-- START OF LISTED RECORDS --

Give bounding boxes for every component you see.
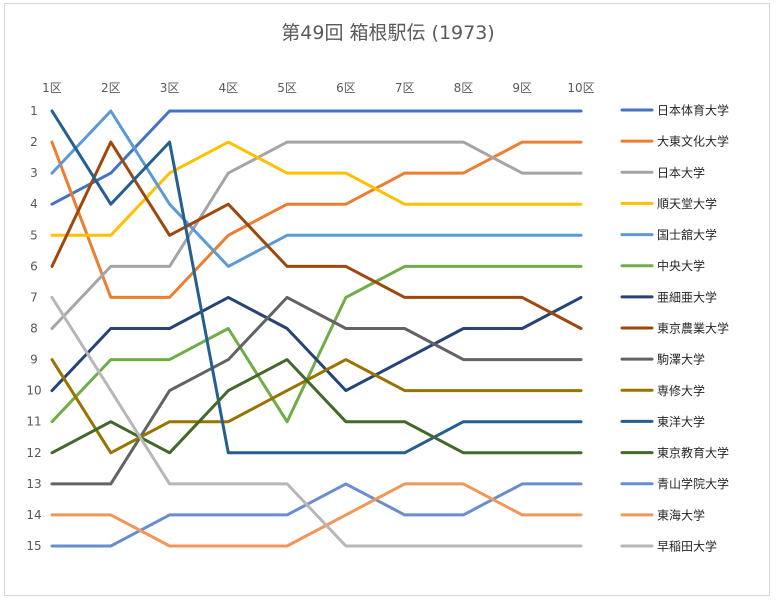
x-tick-label: 7区 [395, 81, 415, 95]
y-tick-label: 7 [30, 290, 38, 304]
series-line-2 [50, 140, 583, 299]
y-tick-label: 2 [30, 135, 38, 149]
series-line-6 [50, 264, 583, 424]
x-tick-label: 4区 [219, 81, 239, 95]
y-tick-label: 1 [30, 104, 38, 118]
y-tick-label: 15 [26, 539, 41, 553]
series-line-5 [50, 109, 583, 268]
series-line-3 [50, 140, 583, 330]
series-line-10 [50, 358, 583, 455]
y-tick-label: 12 [26, 446, 41, 460]
series-line-7 [50, 295, 583, 393]
y-tick-label: 3 [30, 166, 38, 180]
legend-label: 東洋大学 [657, 414, 705, 429]
y-tick-label: 10 [26, 384, 41, 398]
legend-label: 日本大学 [657, 165, 705, 180]
y-tick-label: 9 [30, 353, 38, 367]
plot-lines [50, 109, 583, 548]
x-tick-label: 10区 [567, 81, 594, 95]
x-tick-label: 1区 [42, 81, 62, 95]
legend-label: 日本体育大学 [657, 103, 729, 118]
y-tick-label: 6 [30, 259, 38, 273]
x-tick-label: 2区 [101, 81, 121, 95]
y-tick-label: 11 [26, 415, 41, 429]
legend-label: 東京農業大学 [657, 321, 729, 336]
chart-title: 第49回 箱根駅伝 (1973) [281, 22, 495, 44]
series-line-11 [50, 109, 583, 455]
series-line-8 [50, 140, 583, 330]
y-tick-label: 14 [26, 508, 41, 522]
series-line-14 [50, 482, 583, 548]
legend-label: 中央大学 [657, 258, 705, 273]
y-tick-label: 4 [30, 197, 38, 211]
x-tick-label: 3区 [160, 81, 180, 95]
legend-label: 青山学院大学 [657, 476, 729, 491]
y-tick-label: 13 [26, 477, 41, 491]
x-tick-label: 9区 [512, 81, 532, 95]
x-tick-label: 8区 [454, 81, 474, 95]
chart-frame [4, 3, 770, 596]
x-axis-ticks: 1区 2区 3区 4区 5区 6区 7区 8区 9区 10区 [42, 81, 594, 95]
series-line-1 [50, 109, 583, 206]
legend-label: 順天堂大学 [657, 196, 717, 211]
legend-label: 駒澤大学 [657, 352, 705, 367]
legend-label: 大東文化大学 [657, 134, 729, 149]
legend-label: 国士舘大学 [657, 227, 717, 242]
y-tick-label: 8 [30, 322, 38, 336]
legend-label: 東京教育大学 [657, 445, 729, 460]
legend: 日本体育大学大東文化大学日本大学順天堂大学国士舘大学中央大学亜細亜大学東京農業大… [620, 103, 729, 554]
legend-label: 東海大学 [657, 507, 705, 522]
y-tick-label: 5 [30, 228, 38, 242]
legend-label: 亜細亜大学 [657, 289, 717, 304]
x-tick-label: 5区 [277, 81, 297, 95]
x-tick-label: 6区 [336, 81, 356, 95]
legend-label: 早稲田大学 [657, 539, 717, 554]
series-line-15 [50, 295, 583, 548]
series-line-4 [50, 140, 583, 237]
legend-label: 専修大学 [657, 383, 705, 398]
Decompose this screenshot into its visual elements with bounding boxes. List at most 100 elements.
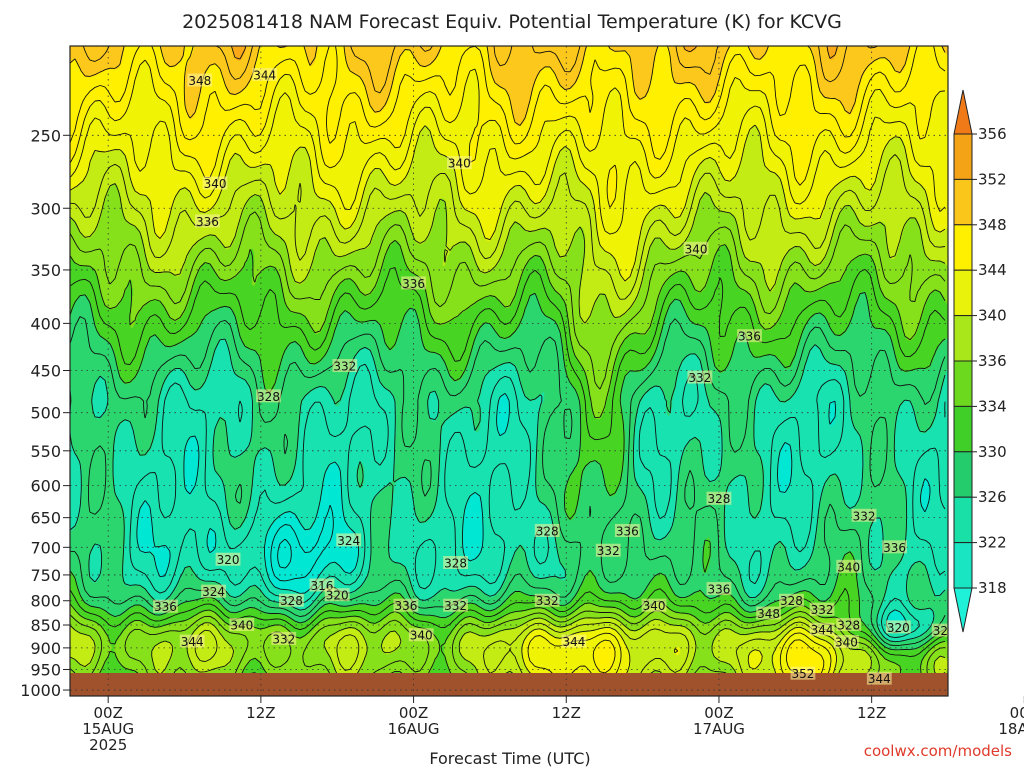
contour-label: 332 xyxy=(811,603,834,617)
contour-label: 332 xyxy=(272,632,295,646)
contour-label-bg xyxy=(401,276,426,290)
colorbar-swatch xyxy=(953,178,973,226)
contour-label-bg xyxy=(687,370,713,384)
contour-label-bg xyxy=(561,634,587,648)
contour-label-bg xyxy=(737,329,762,343)
y-tick-label: 800 xyxy=(30,592,61,611)
x-tick-label: 17AUG xyxy=(693,720,745,738)
contour-label-bg xyxy=(279,593,304,607)
x-tick-label: 00Z xyxy=(1010,704,1024,722)
colorbar-swatch xyxy=(953,405,973,453)
contour-label: 324 xyxy=(337,534,360,548)
contour-label: 328 xyxy=(536,524,559,538)
contour-label: 320 xyxy=(887,621,910,635)
colorbar-label: 330 xyxy=(978,443,1007,461)
contour-label-bg xyxy=(446,156,472,170)
contour-label: 320 xyxy=(217,553,240,567)
contour-label: 328 xyxy=(837,619,860,633)
colorbar-label: 348 xyxy=(978,216,1007,234)
contour-lines xyxy=(70,46,946,696)
x-tick-label: 16AUG xyxy=(388,720,440,738)
contour-label: 328 xyxy=(257,390,280,404)
contour-label-bg xyxy=(683,241,709,255)
colorbar-swatch xyxy=(953,224,973,271)
x-tick-label: 12Z xyxy=(857,704,886,722)
contour-label: 348 xyxy=(188,74,211,88)
colorbar-upper-arrow xyxy=(953,89,973,135)
contour-label-bg xyxy=(882,540,907,554)
contour-label-bg xyxy=(836,618,862,632)
contour-label: 328 xyxy=(780,594,803,608)
contour-label: 336 xyxy=(616,524,639,538)
contour-label-bg xyxy=(393,598,419,612)
colorbar-label: 356 xyxy=(978,125,1007,143)
contour-label: 332 xyxy=(853,509,876,523)
contour-label-bg xyxy=(809,622,835,636)
contour-label-bg xyxy=(336,533,362,547)
colorbar-swatch xyxy=(953,315,973,362)
contour-label: 348 xyxy=(757,607,780,621)
colorbar-swatch xyxy=(953,496,973,544)
y-tick-label: 850 xyxy=(30,616,61,635)
contour-label-bg xyxy=(706,491,732,505)
colorbar-label: 344 xyxy=(978,261,1007,279)
contour-label-bg xyxy=(756,606,781,620)
contour-label: 332 xyxy=(333,360,356,374)
contour-label-bg xyxy=(252,67,278,81)
contour-label-bg xyxy=(866,671,892,685)
contour-label-bg xyxy=(271,631,297,645)
x-tick-label: 00Z xyxy=(93,704,122,722)
x-tick-label: 12Z xyxy=(552,704,581,722)
y-tick-label: 400 xyxy=(30,314,61,333)
contour-label: 336 xyxy=(883,541,906,555)
y-tick-label: 300 xyxy=(30,199,61,218)
colorbar-label: 340 xyxy=(978,307,1007,325)
chart-title: 2025081418 NAM Forecast Equiv. Potential… xyxy=(182,11,842,33)
contour-label: 332 xyxy=(536,594,559,608)
contour-label: 340 xyxy=(230,619,253,633)
colorbar-label: 318 xyxy=(978,579,1007,597)
contour-label-bg xyxy=(309,578,335,592)
contour-label: 340 xyxy=(685,242,708,256)
contour-label: 340 xyxy=(835,636,858,650)
contour-label-bg xyxy=(836,559,862,573)
contour-label-bg xyxy=(779,593,804,607)
contour-label-bg xyxy=(834,635,859,649)
contour-label: 328 xyxy=(280,594,303,608)
colorbar-label: 352 xyxy=(978,170,1007,188)
contour-label: 332 xyxy=(444,599,467,613)
contour-label-bg xyxy=(187,73,213,87)
contour-label: 324 xyxy=(202,585,225,599)
colorbar-label: 334 xyxy=(978,397,1007,415)
contour-label: 336 xyxy=(394,599,417,613)
contour-label-bg xyxy=(195,214,220,228)
contour-label-bg xyxy=(614,523,640,537)
colorbar-swatch xyxy=(953,360,973,407)
x-axis-label: Forecast Time (UTC) xyxy=(429,749,590,768)
x-tick-label: 00Z xyxy=(399,704,428,722)
colorbar: 356 352 348 344 340 336 334 330 326 322 318 xyxy=(953,89,1007,633)
contour-label-bg xyxy=(202,176,228,190)
contour-label-bg xyxy=(256,389,281,403)
contour-label-bg xyxy=(324,588,350,602)
x-tick-label: 18AUG xyxy=(998,720,1024,738)
contour-label: 344 xyxy=(562,635,585,649)
contour-label: 340 xyxy=(643,599,666,613)
contour-label: 336 xyxy=(708,583,731,597)
contour-label: 352 xyxy=(791,667,814,681)
colorbar-lower-arrow xyxy=(953,587,973,633)
colorbar-swatch xyxy=(953,133,973,180)
contour-label-bg xyxy=(851,508,877,522)
y-tick-label: 650 xyxy=(30,509,61,528)
contour-label-bg xyxy=(443,556,468,570)
contour-label: 340 xyxy=(837,560,860,574)
y-tick-label: 1000 xyxy=(20,681,61,700)
y-tick-label: 450 xyxy=(30,362,61,381)
contour-label-bg xyxy=(443,598,468,612)
contour-label: 328 xyxy=(444,557,467,571)
contour-label-bg xyxy=(179,634,205,648)
y-tick-label: 950 xyxy=(30,661,61,680)
contour-label-bg xyxy=(706,582,732,596)
y-tick-label: 500 xyxy=(30,404,61,423)
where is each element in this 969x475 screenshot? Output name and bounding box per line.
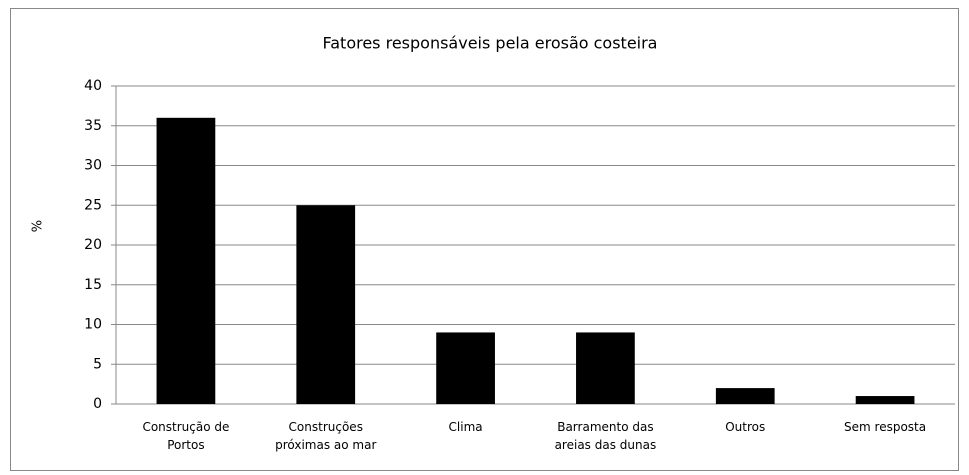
- chart-title: Fatores responsáveis pela erosão costeir…: [323, 34, 658, 53]
- x-tick-label: Construção de Portos: [142, 420, 230, 452]
- bar: [715, 388, 775, 404]
- bar: [296, 205, 356, 404]
- y-tick-label: 40: [84, 78, 102, 94]
- y-tick-label: 20: [84, 237, 102, 253]
- x-tick-label: Outros: [725, 420, 766, 434]
- bar: [436, 332, 495, 404]
- y-tick-label: 15: [84, 277, 102, 293]
- y-tick-label: 30: [84, 158, 102, 174]
- bar: [855, 396, 915, 404]
- x-tick-label: Construções próximas ao mar: [275, 420, 377, 452]
- y-tick-label: 5: [93, 356, 102, 372]
- y-tick-label: 0: [93, 396, 102, 412]
- bar: [576, 332, 635, 404]
- y-tick-label: 35: [84, 118, 102, 134]
- x-tick-label: Sem resposta: [844, 420, 927, 434]
- y-tick-label: 10: [84, 317, 102, 333]
- bar: [156, 117, 216, 405]
- y-axis-label: %: [31, 220, 46, 232]
- x-tick-label: Clima: [448, 420, 483, 434]
- x-tick-label: Barramento das areias das dunas: [554, 420, 657, 452]
- y-tick-label: 25: [84, 197, 102, 213]
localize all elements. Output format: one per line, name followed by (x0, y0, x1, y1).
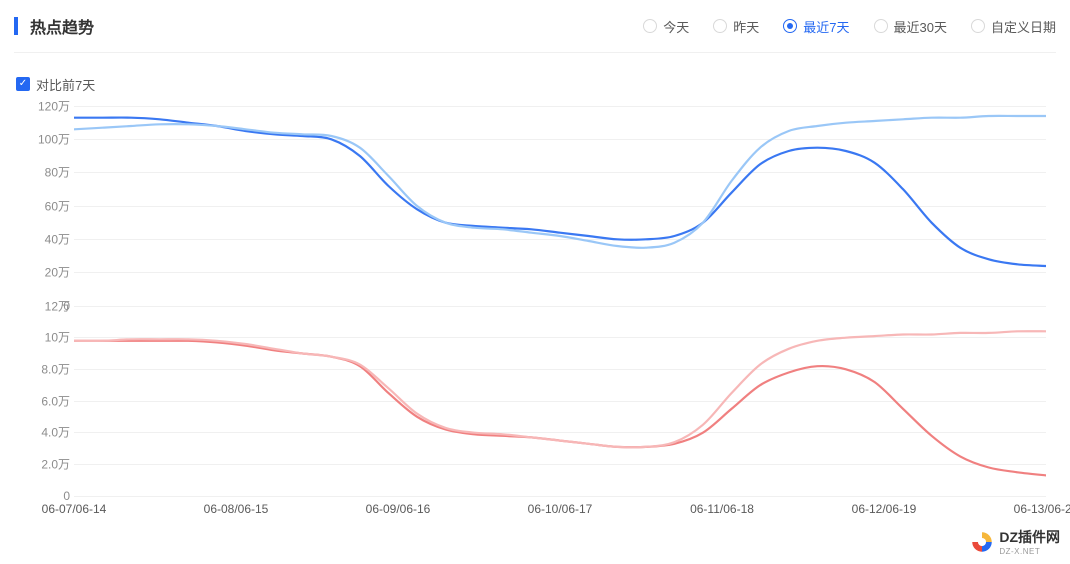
radio-icon (713, 19, 727, 33)
y-tick-label: 120万 (38, 97, 70, 114)
time-range-radio-group: 今天 昨天 最近7天 最近30天 自定义日期 (643, 17, 1056, 36)
y-tick-label: 0 (63, 489, 70, 503)
time-range-option[interactable]: 自定义日期 (971, 17, 1056, 36)
radio-label: 今天 (663, 17, 689, 36)
radio-label: 最近30天 (894, 17, 947, 36)
x-tick-label: 06-12/06-19 (852, 502, 917, 516)
time-range-option[interactable]: 今天 (643, 17, 689, 36)
radio-icon (874, 19, 888, 33)
y-tick-label: 6.0万 (41, 392, 70, 409)
y-tick-label: 40万 (45, 230, 70, 247)
charts-area: 020万40万60万80万100万120万 02.0万4.0万6.0万8.0万1… (14, 106, 1056, 522)
x-tick-label: 06-09/06-16 (366, 502, 431, 516)
page-title: 热点趋势 (30, 14, 94, 38)
compare-checkbox[interactable]: ✓ 对比前7天 (16, 75, 95, 94)
y-tick-label: 80万 (45, 164, 70, 181)
time-range-option[interactable]: 最近7天 (783, 17, 849, 36)
series-line (74, 115, 1046, 247)
watermark-textwrap: DZ插件网 DZ-X.NET (999, 527, 1060, 556)
compare-row: ✓ 对比前7天 (14, 53, 1056, 106)
chart-svg (74, 106, 1046, 306)
y-tick-label: 2.0万 (41, 455, 70, 472)
watermark-icon (969, 529, 995, 555)
y-tick-label: 20万 (45, 264, 70, 281)
title-wrap: 热点趋势 (14, 14, 94, 38)
x-axis-labels: 06-07/06-1406-08/06-1506-09/06-1606-10/0… (74, 496, 1046, 522)
radio-icon (971, 19, 985, 33)
series-line (74, 117, 1046, 265)
x-tick-label: 06-07/06-14 (42, 502, 107, 516)
time-range-option[interactable]: 最近30天 (874, 17, 947, 36)
compare-label: 对比前7天 (36, 75, 95, 94)
watermark-text: DZ插件网 (999, 527, 1060, 547)
chart-svg (74, 306, 1046, 496)
chart-bottom: 02.0万4.0万6.0万8.0万10万12万 (14, 306, 1056, 496)
y-tick-label: 60万 (45, 197, 70, 214)
radio-icon (783, 19, 797, 33)
radio-icon (643, 19, 657, 33)
chart-header: 热点趋势 今天 昨天 最近7天 最近30天 自定义日期 (14, 8, 1056, 53)
y-tick-label: 12万 (45, 297, 70, 314)
y-tick-label: 4.0万 (41, 424, 70, 441)
y-tick-label: 100万 (38, 130, 70, 147)
x-tick-label: 06-13/06-20 (1014, 502, 1070, 516)
watermark-subtext: DZ-X.NET (999, 547, 1060, 556)
radio-label: 自定义日期 (991, 17, 1056, 36)
x-tick-label: 06-10/06-17 (528, 502, 593, 516)
x-tick-label: 06-08/06-15 (204, 502, 269, 516)
y-tick-label: 8.0万 (41, 360, 70, 377)
y-tick-label: 10万 (45, 329, 70, 346)
series-line (74, 340, 1046, 475)
series-line (74, 331, 1046, 447)
x-tick-label: 06-11/06-18 (690, 502, 754, 516)
radio-label: 昨天 (733, 17, 759, 36)
watermark: DZ插件网 DZ-X.NET (969, 527, 1060, 556)
chart-top: 020万40万60万80万100万120万 (14, 106, 1056, 306)
time-range-option[interactable]: 昨天 (713, 17, 759, 36)
radio-label: 最近7天 (803, 17, 849, 36)
check-icon: ✓ (16, 77, 30, 91)
title-accent-bar (14, 17, 18, 35)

-- END OF LISTED RECORDS --

**EXERCISE DESCRIPTION**. Extract and repeat everything from the line containing "x-tick-label: 7区 [395, 81, 415, 95]" down to the line containing "series-line-11 [50, 109, 583, 455]", keeping both of those lines.

**WORKED ANSWER**.
x-tick-label: 7区 [395, 81, 415, 95]
y-tick-label: 7 [30, 290, 38, 304]
series-line-2 [50, 140, 583, 299]
y-tick-label: 2 [30, 135, 38, 149]
series-line-6 [50, 264, 583, 424]
x-tick-label: 4区 [219, 81, 239, 95]
y-tick-label: 1 [30, 104, 38, 118]
y-tick-label: 15 [26, 539, 41, 553]
series-line-5 [50, 109, 583, 268]
series-line-3 [50, 140, 583, 330]
series-line-10 [50, 358, 583, 455]
y-tick-label: 12 [26, 446, 41, 460]
series-line-7 [50, 295, 583, 393]
y-tick-label: 3 [30, 166, 38, 180]
legend-label: 東洋大学 [657, 414, 705, 429]
y-tick-label: 10 [26, 384, 41, 398]
legend-label: 日本大学 [657, 165, 705, 180]
y-tick-label: 9 [30, 353, 38, 367]
plot-lines [50, 109, 583, 548]
x-tick-label: 10区 [567, 81, 594, 95]
x-tick-label: 1区 [42, 81, 62, 95]
legend-label: 日本体育大学 [657, 103, 729, 118]
y-tick-label: 6 [30, 259, 38, 273]
x-tick-label: 2区 [101, 81, 121, 95]
y-tick-label: 11 [26, 415, 41, 429]
legend-label: 東京農業大学 [657, 321, 729, 336]
chart-title: 第49回 箱根駅伝 (1973) [281, 22, 495, 44]
series-line-11 [50, 109, 583, 455]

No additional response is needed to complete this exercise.